WHAT TO DO:
1. In the passage below on Kenya's electoral commission, retype everything from "Indeed, political interference" down to "the 2022 polls.".
2. Put this sentence from the passage below on Kenya's electoral commission into Spanish: "The Interim Independent Electoral Commission (IIEC), led by Issack Hassan, briefly took over from 2009 to 2011, before the current IEBC was formed in time for the 2013 general election."

Azimio opposed the process, particularly a change in the law that gave the president more control over appointing commissioners. However, through the National Dialogue Committee, Ruto and Raila eventually agreed on new legislation for appointing IEBC commissioners, which was signed into law three months ago. This agreement followed a period of nationwide youth-led protests.
Azimio had been unable to agree on a representative for the expanded selection panel (increased from seven to nine members), but a court ruling enabled Muli-Grignon’s nomination.
In an opinion piece published last year, Muli-Grignon argued that constitutional processes, such as the appointment of IEBC commissioners, should not be delayed due to political reasons.
“The process of appointing commissioners, removed after the 2022 elections, had begun even before the terms of the chairperson and other commissioners expired, but it was halted by politics. Compliance with the Constitution must not be suspended,” she asserted.
Indeed, political interference has often derailed the IEBC’s operations. Since 2007, there have been repeated calls to overhaul the electoral commission. After the disputed 2007 presidential election, whose outcome even then-Electoral Commission chair Samuel Kivuitu said he did not know, Raila Odinga’s opposition camp demanded significant reforms in the electoral process.
The Interim Independent Electoral Commission (IIEC), led by Issack Hassan, briefly took over from 2009 to 2011, before the current IEBC was formed in time for the 2013 general election.
Raila, who challenged the outcome of the 2013 presidential election, led efforts to remove Hassan, paving the way for Wafula Chebukati’s tenure. Chebukati resisted calls to resign after the annulled 2017 presidential election and eventually oversaw the 2022 polls.

ROWS:

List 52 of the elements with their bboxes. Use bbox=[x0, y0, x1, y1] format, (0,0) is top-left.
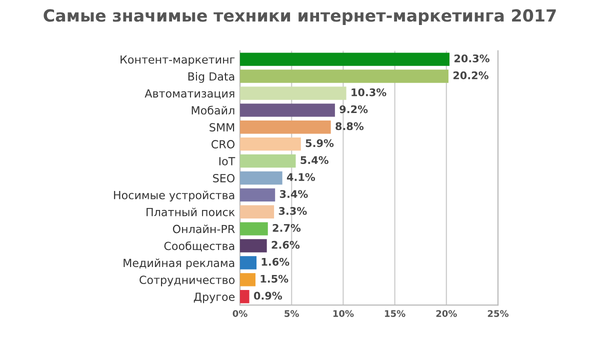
y-tick-label: Мобайл bbox=[192, 106, 234, 115]
y-tick-label: SEO bbox=[213, 174, 235, 182]
bar bbox=[240, 52, 450, 66]
x-tick-label: 5% bbox=[284, 310, 299, 317]
bar bbox=[240, 205, 274, 218]
x-tick-label: 15% bbox=[385, 310, 406, 317]
y-tick-label: Big Data bbox=[188, 72, 234, 83]
x-tick-label: 0% bbox=[232, 310, 248, 317]
bar bbox=[240, 104, 335, 117]
data-label: 10.3% bbox=[352, 88, 386, 96]
bar bbox=[240, 154, 296, 168]
x-tick-label: 20% bbox=[436, 310, 457, 317]
x-tick-label: 10% bbox=[333, 310, 354, 317]
data-label: 20.3% bbox=[454, 54, 490, 62]
data-label: 4.1% bbox=[286, 173, 316, 181]
y-tick-label: Онлайн-PR bbox=[172, 224, 235, 234]
y-tick-label: Медийная реклама bbox=[124, 258, 234, 270]
bar bbox=[240, 171, 282, 185]
data-label: 5.9% bbox=[306, 139, 334, 148]
data-label: 3.3% bbox=[278, 207, 307, 215]
bar bbox=[240, 256, 257, 270]
bar bbox=[240, 188, 276, 202]
data-label: 0.9% bbox=[254, 292, 282, 300]
bar bbox=[240, 137, 301, 151]
chart-title: Самые значимые техники интернет-маркетинга 2017 bbox=[44, 9, 556, 26]
data-label: 20.2% bbox=[453, 71, 488, 80]
data-label: 2.6% bbox=[272, 240, 300, 249]
y-tick-label: Контент-маркетинг bbox=[120, 55, 235, 66]
bar bbox=[240, 86, 346, 100]
y-tick-label: Автоматизация bbox=[144, 89, 234, 99]
data-label: 5.4% bbox=[300, 156, 328, 164]
bar bbox=[240, 290, 250, 304]
data-label: 1.5% bbox=[260, 274, 288, 283]
data-label: 1.6% bbox=[262, 258, 290, 266]
bar bbox=[240, 222, 268, 236]
data-label: 9.2% bbox=[340, 105, 368, 114]
data-label: 3.4% bbox=[280, 190, 308, 198]
bar bbox=[240, 70, 448, 83]
bar bbox=[240, 273, 256, 286]
y-tick-label: Носимые устройства bbox=[114, 190, 234, 202]
data-label: 2.7% bbox=[272, 224, 301, 232]
bar bbox=[240, 120, 331, 134]
y-tick-label: SMM bbox=[210, 123, 234, 132]
y-tick-label: Сообщества bbox=[164, 241, 234, 252]
y-tick-label: CRO bbox=[212, 140, 235, 148]
y-tick-label: Платный поиск bbox=[146, 208, 235, 216]
y-tick-label: Сотрудничество bbox=[140, 276, 235, 286]
x-tick-label: 25% bbox=[488, 310, 509, 317]
y-tick-label: IoT bbox=[219, 157, 236, 166]
bar bbox=[240, 239, 267, 252]
data-label: 8.8% bbox=[336, 122, 364, 130]
y-tick-label: Другое bbox=[194, 292, 235, 304]
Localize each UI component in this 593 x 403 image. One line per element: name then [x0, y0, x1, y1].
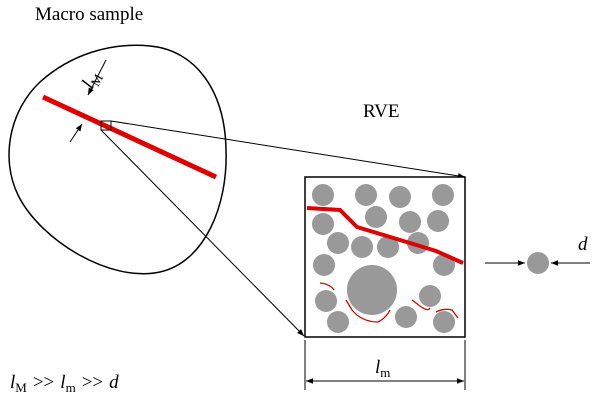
rve-crack [306, 206, 464, 265]
particle [527, 252, 549, 274]
dimension-arrow [69, 123, 83, 143]
rve-location [100, 120, 112, 131]
micro-cracks [319, 282, 459, 323]
macro-sample-outline [8, 44, 227, 275]
subscript: M [15, 380, 27, 395]
crack-width-label: lM [78, 67, 106, 93]
operator: >> [82, 372, 103, 393]
rve-size-label: lm [375, 357, 390, 380]
subscript: m [380, 365, 390, 380]
macro-crack [41, 94, 218, 180]
zoom-line [110, 120, 466, 179]
symbol: l [60, 372, 65, 393]
symbol: l [10, 372, 15, 393]
macro-sample-title: Macro sample [35, 4, 143, 25]
particle-size-label: d [578, 234, 588, 255]
subscript: m [66, 380, 76, 395]
rve-title: RVE [363, 101, 399, 122]
dimension-arrow [87, 59, 107, 96]
symbol: l [375, 357, 380, 378]
scale-relation: lM >> lm >> d [10, 372, 119, 395]
operator: >> [33, 372, 54, 393]
symbol: d [109, 372, 119, 393]
particles [312, 184, 455, 333]
zoom-line [100, 129, 305, 337]
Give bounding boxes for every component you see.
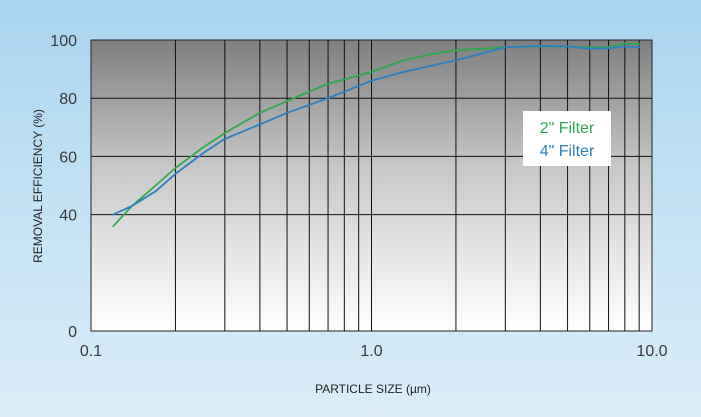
y-tick-label: 100	[50, 33, 77, 50]
x-axis-label: PARTICLE SIZE (µm)	[315, 382, 431, 396]
y-tick-label: 0	[68, 324, 77, 341]
grid-lines	[91, 40, 652, 331]
y-axis-label: REMOVAL EFFICIENCY (%)	[31, 109, 45, 263]
x-tick-label: 10.0	[636, 343, 667, 360]
y-tick-label: 40	[59, 208, 77, 225]
legend-entry: 4" Filter	[540, 143, 595, 160]
x-tick-label: 0.1	[80, 343, 102, 360]
y-tick-label: 60	[59, 149, 77, 166]
legend-box	[523, 111, 611, 166]
tick-labels: 0.1 1.0 10.0 0 40 60 80 100	[50, 33, 667, 360]
x-tick-label: 1.0	[360, 343, 382, 360]
series-line-1	[112, 42, 641, 228]
series-line-2	[112, 44, 641, 216]
series-layer	[112, 42, 641, 228]
y-tick-label: 80	[59, 91, 77, 108]
legend: 2" Filter 4" Filter	[523, 111, 611, 166]
legend-entry: 2" Filter	[540, 120, 595, 137]
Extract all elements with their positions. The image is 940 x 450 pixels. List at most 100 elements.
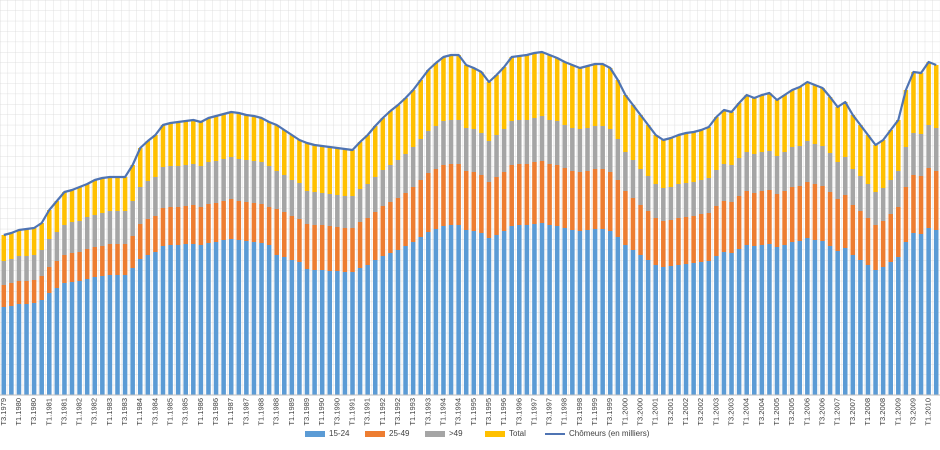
bar <box>782 191 787 245</box>
x-tick-label: T3.1984 <box>150 398 159 426</box>
bar <box>107 244 113 275</box>
bar <box>388 165 393 202</box>
bar <box>213 242 219 395</box>
bar <box>115 275 120 395</box>
bar <box>585 66 590 128</box>
bar <box>9 233 14 259</box>
bar <box>789 242 795 395</box>
bar <box>494 235 499 395</box>
bar <box>858 260 863 395</box>
bar <box>137 259 143 395</box>
bar <box>84 279 90 395</box>
bar <box>600 169 605 229</box>
bar <box>873 270 878 395</box>
bar <box>903 187 909 242</box>
bar <box>706 178 712 213</box>
legend: 15-24 25-49 >49 Total Chômeurs (en milliers) <box>305 429 650 438</box>
bar <box>236 201 242 240</box>
bar <box>524 164 530 225</box>
bar <box>24 304 29 395</box>
x-tick-label: T3.1991 <box>363 398 372 426</box>
bar <box>54 232 60 261</box>
bar <box>350 228 355 272</box>
bar <box>896 171 901 207</box>
bar <box>175 207 181 245</box>
bar <box>289 180 295 216</box>
bar <box>198 166 204 207</box>
bar <box>69 253 75 282</box>
x-tick-label: T3.1997 <box>545 398 554 426</box>
bar <box>335 271 340 395</box>
bar <box>395 250 401 395</box>
bar <box>122 177 128 211</box>
bar <box>494 177 499 235</box>
bar <box>198 122 204 166</box>
bar <box>797 241 803 395</box>
bar <box>683 217 689 264</box>
bar <box>145 141 151 181</box>
bar <box>767 244 772 395</box>
bar <box>880 188 886 221</box>
bar <box>744 245 749 395</box>
bar <box>683 183 689 217</box>
bar <box>607 231 613 395</box>
bar <box>615 180 621 237</box>
bar <box>403 193 408 246</box>
bar <box>39 223 44 250</box>
bar <box>471 129 477 172</box>
bar <box>259 162 264 204</box>
bar <box>100 276 105 395</box>
bar <box>244 160 249 202</box>
bar <box>918 134 924 176</box>
bar <box>600 229 605 395</box>
bar <box>653 135 658 184</box>
bar <box>926 62 931 125</box>
bar <box>47 239 52 267</box>
bar <box>274 171 279 209</box>
bar <box>69 222 75 253</box>
bar <box>896 120 901 171</box>
x-tick-label: T1.1981 <box>44 398 53 426</box>
bar <box>92 247 98 277</box>
bar <box>789 90 795 147</box>
bar <box>767 151 772 190</box>
bar <box>304 224 310 269</box>
bar <box>759 95 765 152</box>
bar <box>160 246 166 395</box>
bar <box>577 172 583 231</box>
bar <box>554 226 560 395</box>
bar <box>623 245 628 395</box>
bar <box>933 65 939 128</box>
bar <box>903 242 909 395</box>
bar <box>668 220 674 266</box>
bar <box>410 147 416 187</box>
bar <box>456 55 461 120</box>
bar <box>850 205 856 255</box>
bar <box>903 147 909 187</box>
bar <box>107 177 113 211</box>
bar <box>198 207 204 245</box>
bar <box>676 265 681 395</box>
bar <box>198 245 204 395</box>
bar <box>441 165 446 226</box>
bar <box>865 218 871 265</box>
bar <box>479 72 484 133</box>
bar <box>426 173 431 232</box>
bar <box>251 161 257 203</box>
bar <box>145 181 151 219</box>
bar <box>122 244 128 275</box>
bar <box>812 144 818 184</box>
bar <box>282 130 287 175</box>
bar <box>388 111 393 165</box>
x-tick-label: T3.1992 <box>393 398 402 426</box>
bar <box>752 193 757 246</box>
bar <box>236 159 242 201</box>
bar <box>122 275 128 395</box>
bar <box>850 255 856 395</box>
bar <box>228 112 234 157</box>
bar <box>327 271 333 395</box>
bar <box>191 120 196 164</box>
bar <box>433 63 439 126</box>
bar <box>153 177 158 216</box>
bar <box>183 244 188 395</box>
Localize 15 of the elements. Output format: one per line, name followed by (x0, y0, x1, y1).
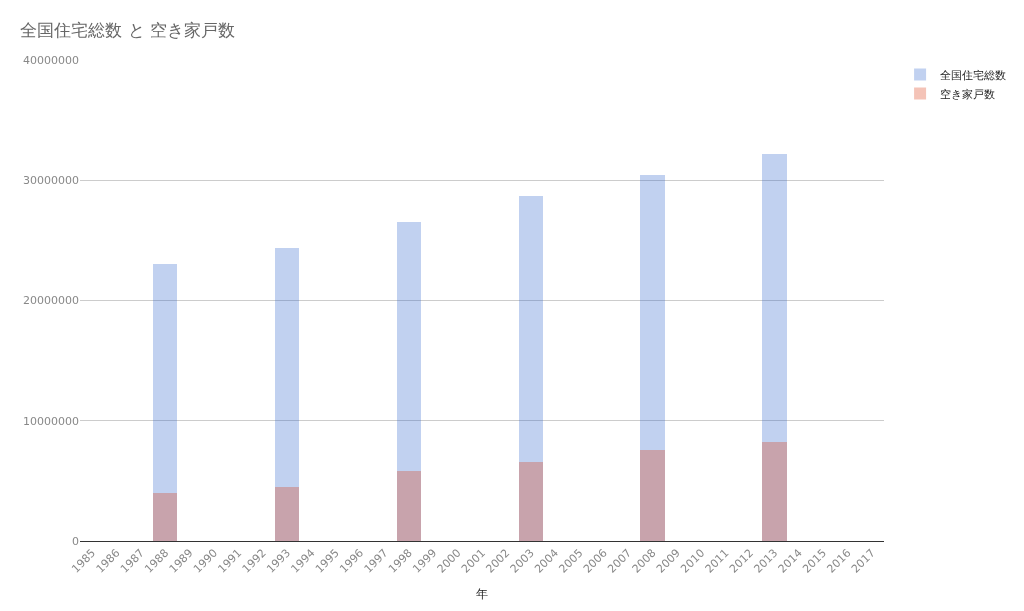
y-tick-label: 0 (72, 534, 79, 548)
y-tick-label: 40000000 (23, 53, 79, 67)
y-tick-label: 20000000 (23, 294, 79, 308)
bar (397, 471, 421, 541)
bar (153, 493, 177, 541)
x-axis-title: 年 (476, 587, 488, 602)
chart-title: 全国住宅総数 と 空き家戸数 (20, 20, 236, 41)
y-tick-label: 30000000 (23, 174, 79, 188)
y-tick-label: 10000000 (23, 414, 79, 428)
bar (640, 450, 665, 541)
bar (275, 487, 299, 541)
bar (519, 462, 543, 541)
legend-label: 空き家戸数 (940, 87, 996, 101)
bar (762, 442, 787, 541)
legend-label: 全国住宅総数 (940, 68, 1007, 82)
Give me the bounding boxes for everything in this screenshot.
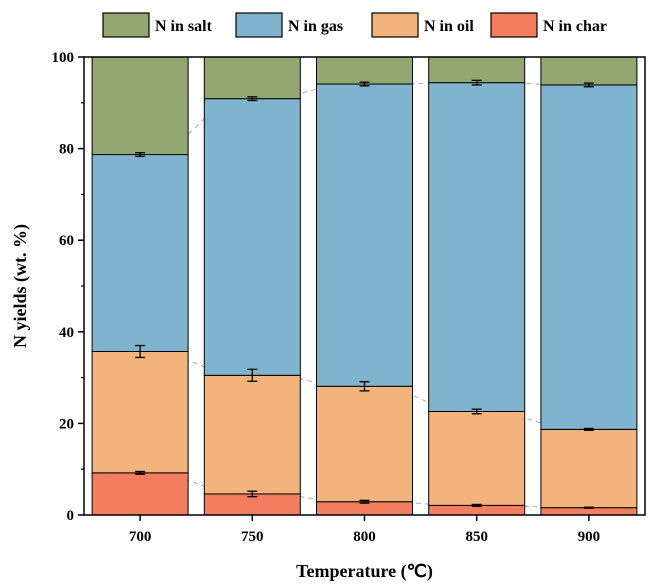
x-axis: 700 750 800 850 900 (129, 515, 600, 545)
bars (91, 56, 638, 516)
bar-segment (203, 374, 301, 495)
x-tick-label: 750 (241, 529, 264, 545)
bar-segment (540, 56, 638, 86)
legend-swatch (490, 12, 538, 38)
y-tick-label: 100 (52, 50, 75, 66)
y-tick-label: 80 (59, 142, 74, 158)
legend-swatch (235, 12, 283, 38)
y-axis: 0 20 40 60 80 100 (52, 50, 84, 524)
bar-segment (316, 385, 413, 503)
legend-label: N in gas (288, 18, 343, 35)
y-tick-label: 20 (59, 416, 74, 432)
legend-swatch (102, 12, 150, 38)
bar-segment (428, 410, 526, 506)
bar-segment (203, 56, 301, 100)
x-tick-label: 800 (353, 529, 376, 545)
bar-segment (428, 56, 526, 84)
bar-segment (91, 472, 189, 516)
error-bars (135, 79, 594, 509)
bar-segment (91, 350, 189, 474)
y-tick-label: 60 (59, 233, 74, 249)
bar-segment (316, 56, 413, 85)
x-tick-label: 900 (578, 529, 601, 545)
legend-swatch (371, 12, 419, 38)
y-tick-label: 40 (59, 325, 74, 341)
legend: N in salt N in gas N in oil N in char (102, 12, 607, 38)
bar-segment (203, 98, 301, 376)
bar-segment (540, 84, 638, 430)
y-tick-label: 0 (67, 508, 75, 524)
bar-segment (91, 56, 189, 156)
x-axis-title: Temperature (℃) (296, 561, 433, 582)
bar-segment (428, 82, 526, 412)
legend-label: N in oil (424, 18, 474, 35)
y-axis-title: N yields (wt. %) (10, 224, 31, 348)
x-tick-label: 850 (465, 529, 488, 545)
bar-segment (540, 428, 638, 509)
bar-segment (316, 83, 413, 387)
bar-segment (91, 154, 189, 352)
legend-label: N in salt (155, 18, 213, 35)
x-tick-label: 700 (129, 529, 152, 545)
legend-label: N in char (543, 18, 607, 35)
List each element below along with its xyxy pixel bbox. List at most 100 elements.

RESULTS IN ORDER:
1.
Indeed, political interference has often derailed the IEBC’s operations. Since 2007, there have been repeated calls to overhaul the electoral commission. After the disputed 2007 presidential election, whose outcome even then-Electoral Commission chair Samuel Kivuitu said he did not know, Raila Odinga’s opposition camp demanded significant reforms in the electoral process.
The Interim Independent Electoral Commission (IIEC), led by Issack Hassan, briefly took over from 2009 to 2011, before the current IEBC was formed in time for the 2013 general election.
Raila, who challenged the outcome of the 2013 presidential election, led efforts to remove Hassan, paving the way for Wafula Chebukati’s tenure. Chebukati resisted calls to resign after the annulled 2017 presidential election and eventually oversaw the 2022 polls.

2. La Comisión Electoral Independiente Interina (IIEC), dirigida por Issack Hassan, asumió brevemente las funciones de 2009 a 2011, antes de que se formara la actual IEBC a tiempo para las elecciones generales de 2013.